Give only a count of the lines that include the string "xlabel".

Saved data entries:
**********
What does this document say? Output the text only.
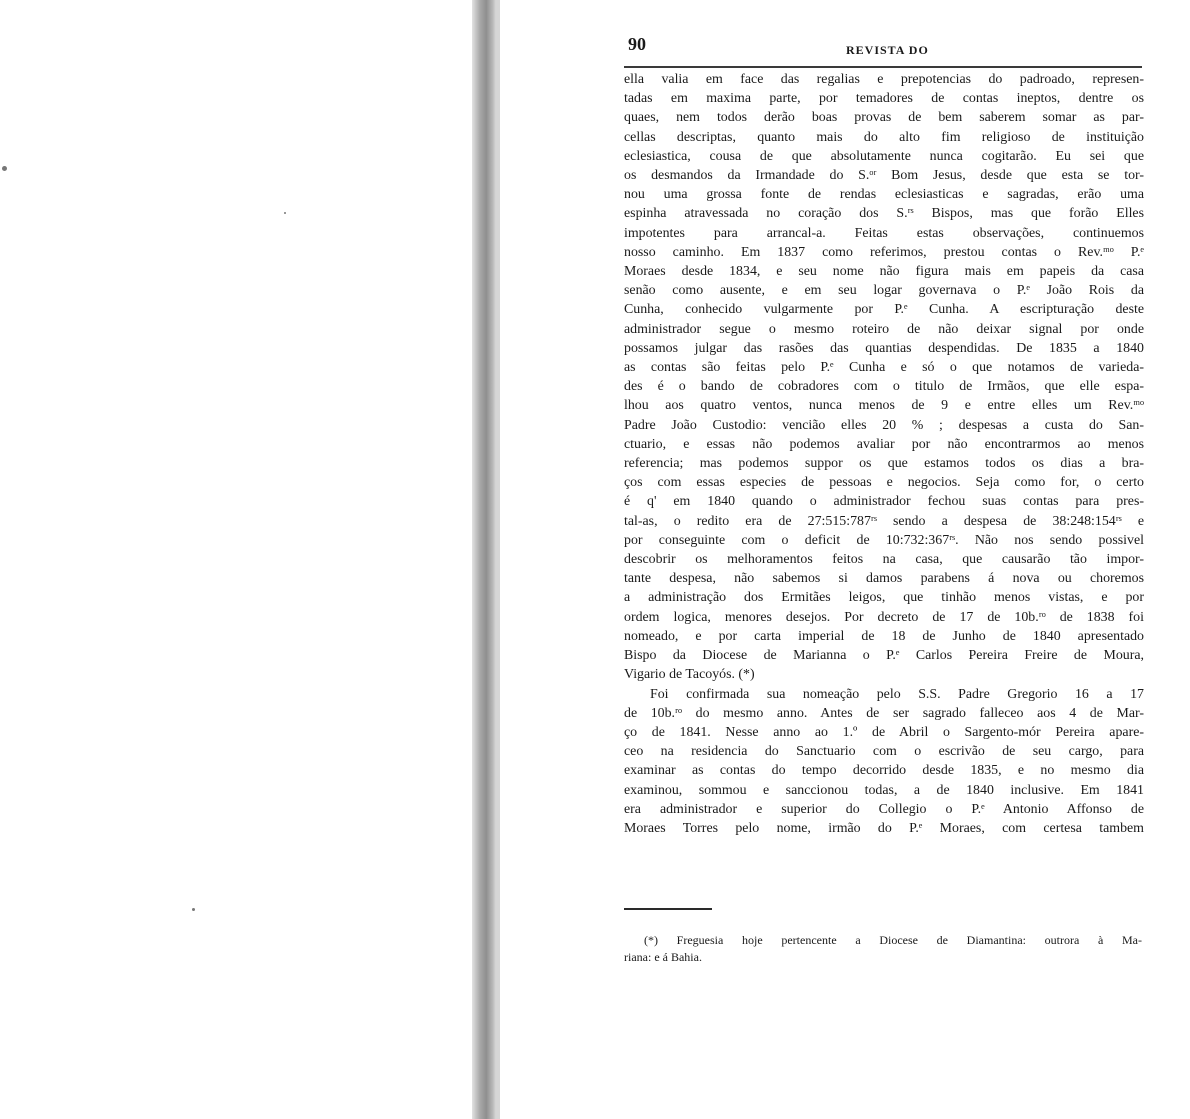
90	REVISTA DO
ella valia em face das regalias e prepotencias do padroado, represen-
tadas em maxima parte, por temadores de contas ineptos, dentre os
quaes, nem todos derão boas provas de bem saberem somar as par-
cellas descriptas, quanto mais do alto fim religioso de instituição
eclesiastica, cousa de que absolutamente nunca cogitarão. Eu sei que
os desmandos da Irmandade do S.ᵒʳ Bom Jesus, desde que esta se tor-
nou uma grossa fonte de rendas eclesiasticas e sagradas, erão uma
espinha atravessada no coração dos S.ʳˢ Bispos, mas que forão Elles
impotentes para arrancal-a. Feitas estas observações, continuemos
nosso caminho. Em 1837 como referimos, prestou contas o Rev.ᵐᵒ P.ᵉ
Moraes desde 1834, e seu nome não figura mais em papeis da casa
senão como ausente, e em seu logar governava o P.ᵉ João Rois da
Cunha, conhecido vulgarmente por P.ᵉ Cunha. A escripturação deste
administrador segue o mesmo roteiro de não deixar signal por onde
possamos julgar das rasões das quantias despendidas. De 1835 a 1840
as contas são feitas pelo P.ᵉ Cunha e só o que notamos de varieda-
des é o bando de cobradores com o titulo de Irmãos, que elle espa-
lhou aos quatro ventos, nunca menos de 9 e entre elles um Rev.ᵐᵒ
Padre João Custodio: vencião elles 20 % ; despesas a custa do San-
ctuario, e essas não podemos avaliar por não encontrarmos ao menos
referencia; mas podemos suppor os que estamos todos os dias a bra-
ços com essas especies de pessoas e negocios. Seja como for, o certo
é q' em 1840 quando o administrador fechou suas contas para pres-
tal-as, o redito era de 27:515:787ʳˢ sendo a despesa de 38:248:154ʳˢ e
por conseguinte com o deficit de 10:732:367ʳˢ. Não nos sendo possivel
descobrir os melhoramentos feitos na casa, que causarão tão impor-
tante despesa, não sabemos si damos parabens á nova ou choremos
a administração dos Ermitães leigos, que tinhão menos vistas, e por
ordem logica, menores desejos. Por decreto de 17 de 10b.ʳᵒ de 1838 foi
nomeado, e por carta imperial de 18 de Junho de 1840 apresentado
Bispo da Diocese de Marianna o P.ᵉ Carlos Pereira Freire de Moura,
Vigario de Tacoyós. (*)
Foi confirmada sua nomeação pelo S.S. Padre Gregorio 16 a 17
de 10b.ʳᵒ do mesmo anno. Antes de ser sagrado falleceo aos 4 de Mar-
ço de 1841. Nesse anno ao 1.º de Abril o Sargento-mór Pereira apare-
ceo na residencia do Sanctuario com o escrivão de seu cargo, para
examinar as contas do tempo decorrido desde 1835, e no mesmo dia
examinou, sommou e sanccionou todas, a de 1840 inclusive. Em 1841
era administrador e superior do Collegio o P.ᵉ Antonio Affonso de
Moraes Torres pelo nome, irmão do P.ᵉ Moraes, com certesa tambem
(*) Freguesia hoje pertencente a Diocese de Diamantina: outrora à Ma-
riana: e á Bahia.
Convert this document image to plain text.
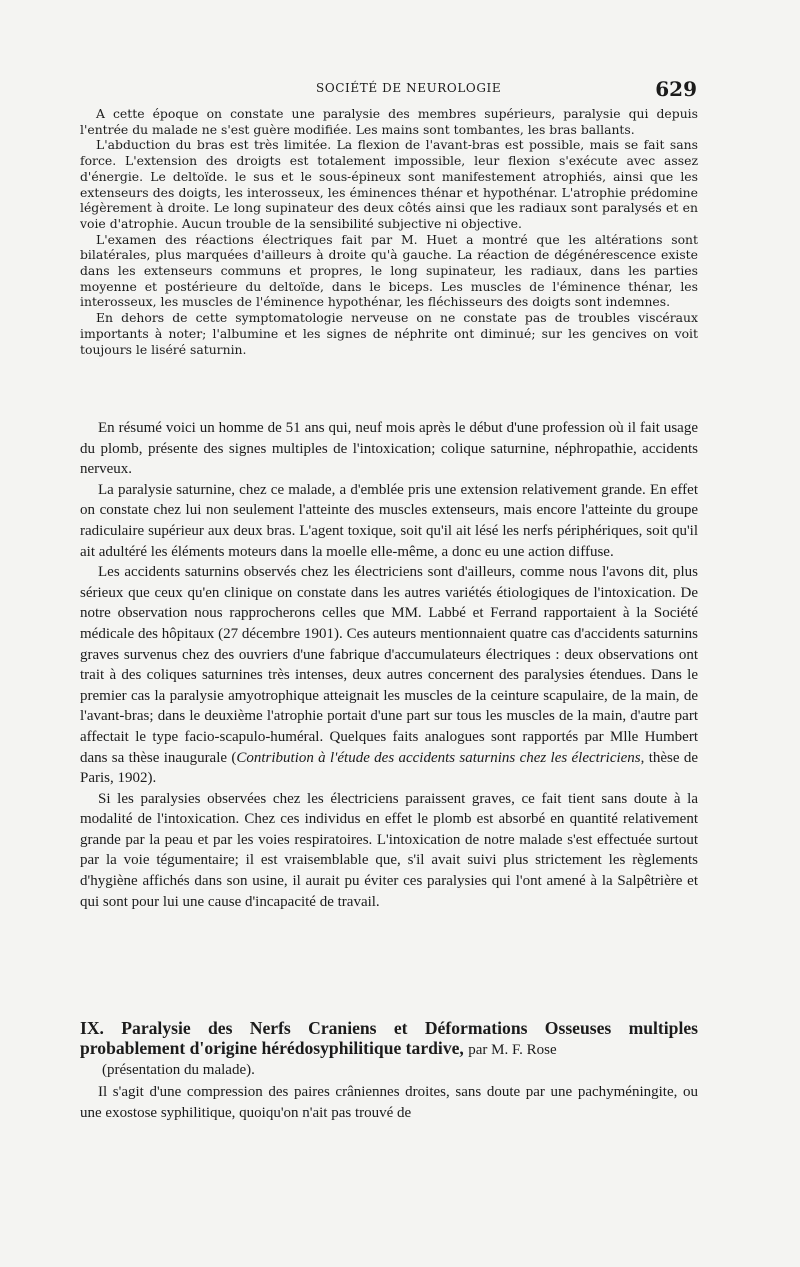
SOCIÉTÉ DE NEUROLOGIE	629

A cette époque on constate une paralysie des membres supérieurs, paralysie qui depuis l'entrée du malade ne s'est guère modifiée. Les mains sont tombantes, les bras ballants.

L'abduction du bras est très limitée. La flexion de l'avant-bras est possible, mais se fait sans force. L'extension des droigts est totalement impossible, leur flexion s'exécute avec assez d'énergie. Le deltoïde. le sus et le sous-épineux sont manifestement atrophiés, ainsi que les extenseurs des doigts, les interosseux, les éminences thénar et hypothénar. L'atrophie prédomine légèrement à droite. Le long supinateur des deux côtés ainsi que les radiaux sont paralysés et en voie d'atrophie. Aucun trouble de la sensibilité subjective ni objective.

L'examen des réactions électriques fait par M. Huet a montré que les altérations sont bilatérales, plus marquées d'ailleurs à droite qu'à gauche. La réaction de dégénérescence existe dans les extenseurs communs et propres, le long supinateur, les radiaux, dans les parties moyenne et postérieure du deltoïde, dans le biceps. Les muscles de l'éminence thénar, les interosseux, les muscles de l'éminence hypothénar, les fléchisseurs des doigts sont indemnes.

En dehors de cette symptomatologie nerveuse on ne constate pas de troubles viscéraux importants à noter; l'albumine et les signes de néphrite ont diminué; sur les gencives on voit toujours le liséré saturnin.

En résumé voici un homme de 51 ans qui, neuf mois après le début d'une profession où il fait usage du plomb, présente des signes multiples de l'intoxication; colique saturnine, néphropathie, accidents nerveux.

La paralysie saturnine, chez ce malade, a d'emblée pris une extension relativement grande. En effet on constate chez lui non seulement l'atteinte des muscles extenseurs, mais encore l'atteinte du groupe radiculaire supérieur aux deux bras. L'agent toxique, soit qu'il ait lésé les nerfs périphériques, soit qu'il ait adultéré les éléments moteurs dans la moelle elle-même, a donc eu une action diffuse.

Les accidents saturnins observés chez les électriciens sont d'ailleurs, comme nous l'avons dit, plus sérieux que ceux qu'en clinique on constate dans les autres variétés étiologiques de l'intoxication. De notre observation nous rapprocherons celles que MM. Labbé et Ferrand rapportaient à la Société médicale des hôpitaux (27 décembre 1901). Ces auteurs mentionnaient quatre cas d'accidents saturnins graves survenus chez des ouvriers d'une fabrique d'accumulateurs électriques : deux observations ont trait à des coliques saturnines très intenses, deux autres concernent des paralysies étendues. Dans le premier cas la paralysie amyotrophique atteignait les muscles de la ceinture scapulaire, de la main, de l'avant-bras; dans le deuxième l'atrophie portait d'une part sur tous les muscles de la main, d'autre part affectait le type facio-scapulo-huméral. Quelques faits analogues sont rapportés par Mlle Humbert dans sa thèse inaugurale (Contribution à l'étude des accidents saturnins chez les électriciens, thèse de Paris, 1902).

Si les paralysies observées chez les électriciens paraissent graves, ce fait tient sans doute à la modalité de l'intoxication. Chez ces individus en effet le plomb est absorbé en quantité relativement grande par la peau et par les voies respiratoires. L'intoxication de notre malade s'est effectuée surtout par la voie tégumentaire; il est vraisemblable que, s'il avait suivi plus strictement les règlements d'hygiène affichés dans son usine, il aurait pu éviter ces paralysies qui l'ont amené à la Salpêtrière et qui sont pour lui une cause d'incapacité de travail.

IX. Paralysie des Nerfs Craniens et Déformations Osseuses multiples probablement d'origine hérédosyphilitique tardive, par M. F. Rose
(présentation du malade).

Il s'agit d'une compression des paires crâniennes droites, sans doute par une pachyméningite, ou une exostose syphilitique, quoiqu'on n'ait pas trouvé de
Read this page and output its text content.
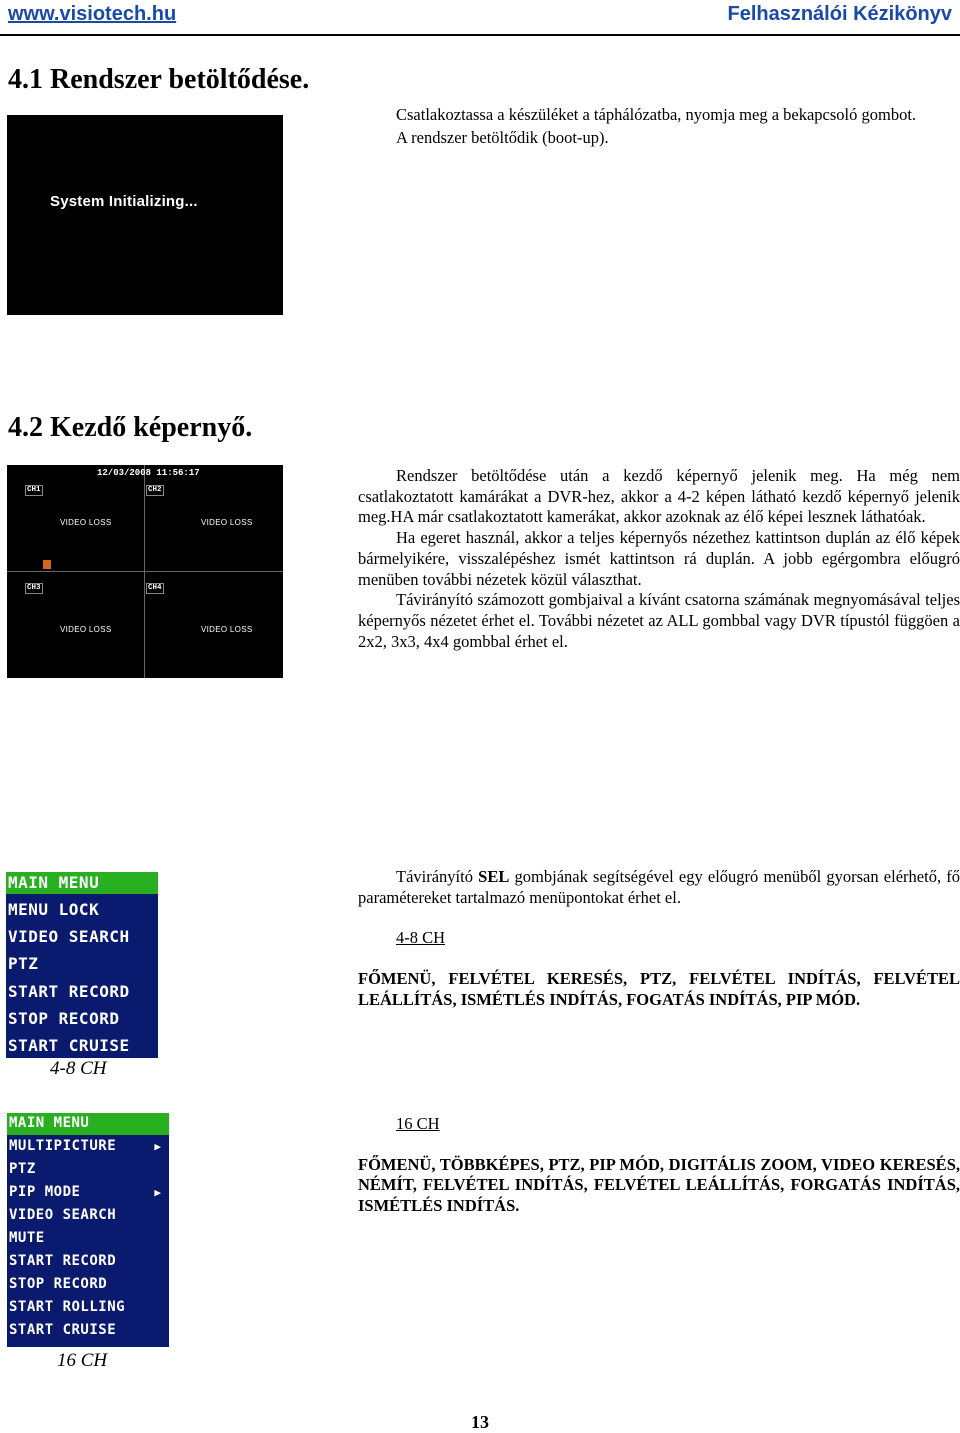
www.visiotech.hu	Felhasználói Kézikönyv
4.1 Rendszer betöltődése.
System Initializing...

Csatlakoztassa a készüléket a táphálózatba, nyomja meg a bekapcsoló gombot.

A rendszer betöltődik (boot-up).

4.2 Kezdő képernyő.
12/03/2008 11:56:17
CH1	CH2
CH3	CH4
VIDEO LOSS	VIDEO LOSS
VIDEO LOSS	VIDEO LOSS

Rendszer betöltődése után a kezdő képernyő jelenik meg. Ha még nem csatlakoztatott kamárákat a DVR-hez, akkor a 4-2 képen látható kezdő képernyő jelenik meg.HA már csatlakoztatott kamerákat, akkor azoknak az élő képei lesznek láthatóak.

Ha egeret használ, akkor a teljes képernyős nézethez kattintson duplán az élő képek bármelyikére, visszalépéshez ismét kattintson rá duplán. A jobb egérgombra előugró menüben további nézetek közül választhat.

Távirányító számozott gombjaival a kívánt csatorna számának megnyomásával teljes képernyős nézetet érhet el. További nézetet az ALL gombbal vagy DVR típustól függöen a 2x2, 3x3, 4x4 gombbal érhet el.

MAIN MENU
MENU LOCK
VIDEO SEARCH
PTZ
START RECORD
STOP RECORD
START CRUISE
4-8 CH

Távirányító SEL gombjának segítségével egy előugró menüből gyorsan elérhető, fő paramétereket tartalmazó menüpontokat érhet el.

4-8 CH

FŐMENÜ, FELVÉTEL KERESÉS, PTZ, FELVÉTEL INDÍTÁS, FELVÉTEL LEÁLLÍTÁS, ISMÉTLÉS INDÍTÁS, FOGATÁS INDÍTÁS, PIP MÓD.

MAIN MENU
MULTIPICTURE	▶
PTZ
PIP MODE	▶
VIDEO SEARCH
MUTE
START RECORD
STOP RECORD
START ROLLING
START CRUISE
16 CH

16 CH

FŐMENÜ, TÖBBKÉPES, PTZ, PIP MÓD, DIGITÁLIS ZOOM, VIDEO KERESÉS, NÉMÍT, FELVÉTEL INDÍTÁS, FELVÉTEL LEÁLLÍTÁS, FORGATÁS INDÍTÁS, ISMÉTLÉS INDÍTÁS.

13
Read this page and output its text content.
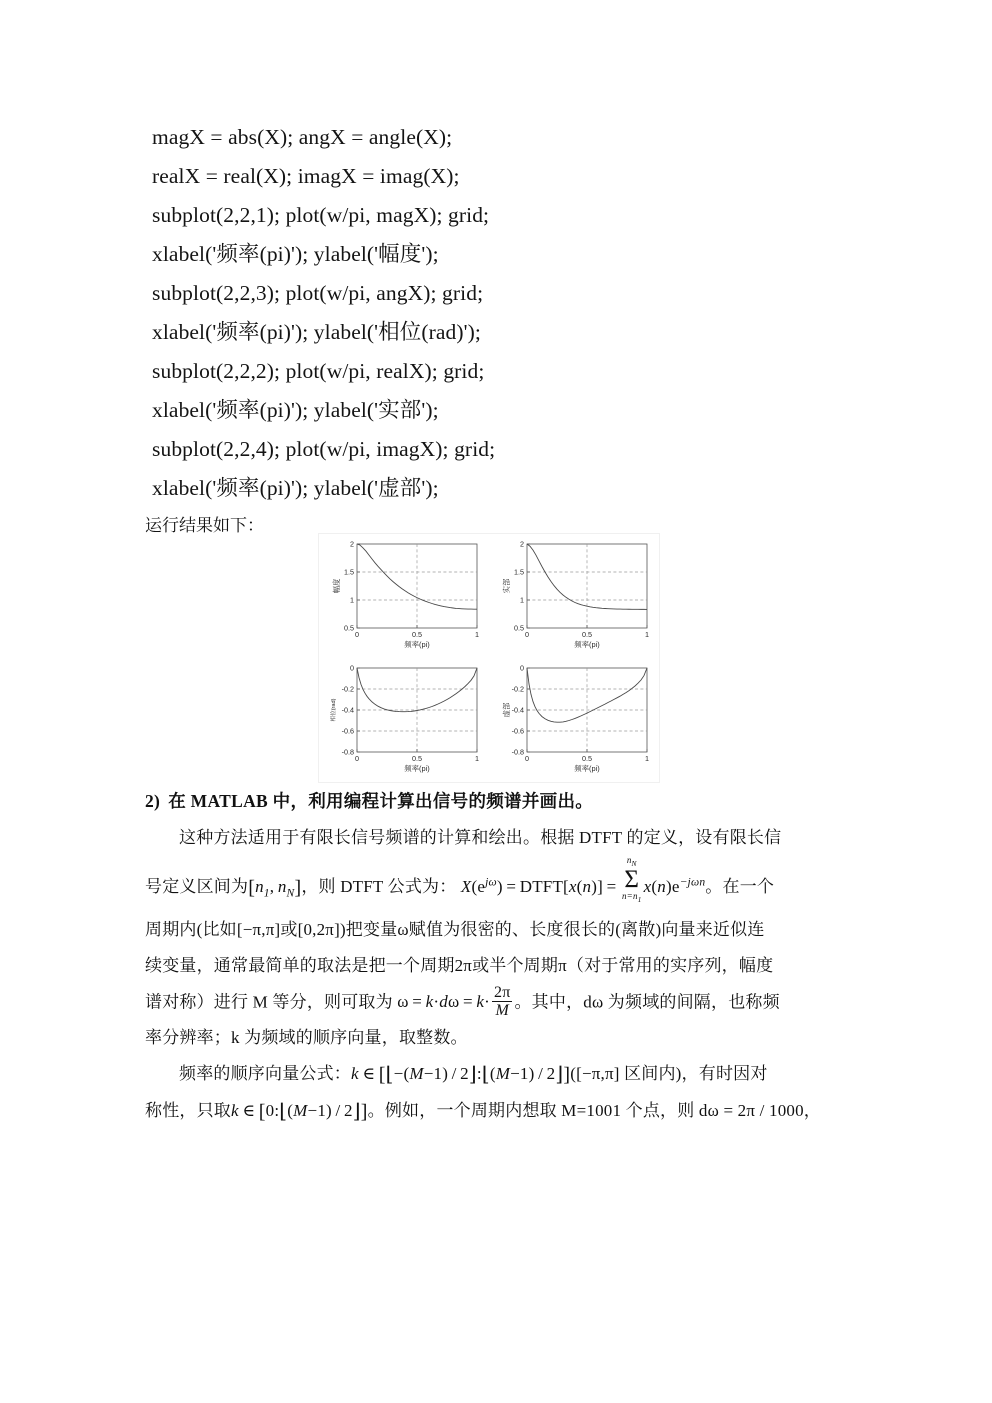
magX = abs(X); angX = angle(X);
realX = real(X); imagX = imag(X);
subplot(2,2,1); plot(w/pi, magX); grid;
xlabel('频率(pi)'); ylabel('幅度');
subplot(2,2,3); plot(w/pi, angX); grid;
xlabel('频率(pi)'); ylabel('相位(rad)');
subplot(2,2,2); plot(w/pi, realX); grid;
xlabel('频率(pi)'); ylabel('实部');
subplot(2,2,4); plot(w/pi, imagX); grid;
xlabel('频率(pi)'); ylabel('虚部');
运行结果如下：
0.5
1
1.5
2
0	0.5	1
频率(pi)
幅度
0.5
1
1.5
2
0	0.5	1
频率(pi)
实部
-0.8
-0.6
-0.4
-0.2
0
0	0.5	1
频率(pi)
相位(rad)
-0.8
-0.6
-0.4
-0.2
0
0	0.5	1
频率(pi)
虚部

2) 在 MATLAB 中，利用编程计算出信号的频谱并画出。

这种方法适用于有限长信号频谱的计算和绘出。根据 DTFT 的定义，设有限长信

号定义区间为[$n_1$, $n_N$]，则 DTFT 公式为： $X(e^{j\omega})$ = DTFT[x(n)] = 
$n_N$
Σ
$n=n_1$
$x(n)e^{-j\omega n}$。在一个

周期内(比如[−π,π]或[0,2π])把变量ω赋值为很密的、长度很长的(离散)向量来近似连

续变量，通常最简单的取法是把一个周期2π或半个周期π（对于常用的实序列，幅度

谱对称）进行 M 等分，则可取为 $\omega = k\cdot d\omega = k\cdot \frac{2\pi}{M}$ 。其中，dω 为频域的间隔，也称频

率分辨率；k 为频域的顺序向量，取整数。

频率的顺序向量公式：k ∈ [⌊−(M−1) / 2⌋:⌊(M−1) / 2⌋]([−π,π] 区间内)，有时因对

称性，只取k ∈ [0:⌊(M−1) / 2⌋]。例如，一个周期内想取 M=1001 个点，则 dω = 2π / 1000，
**********
## Correct response
4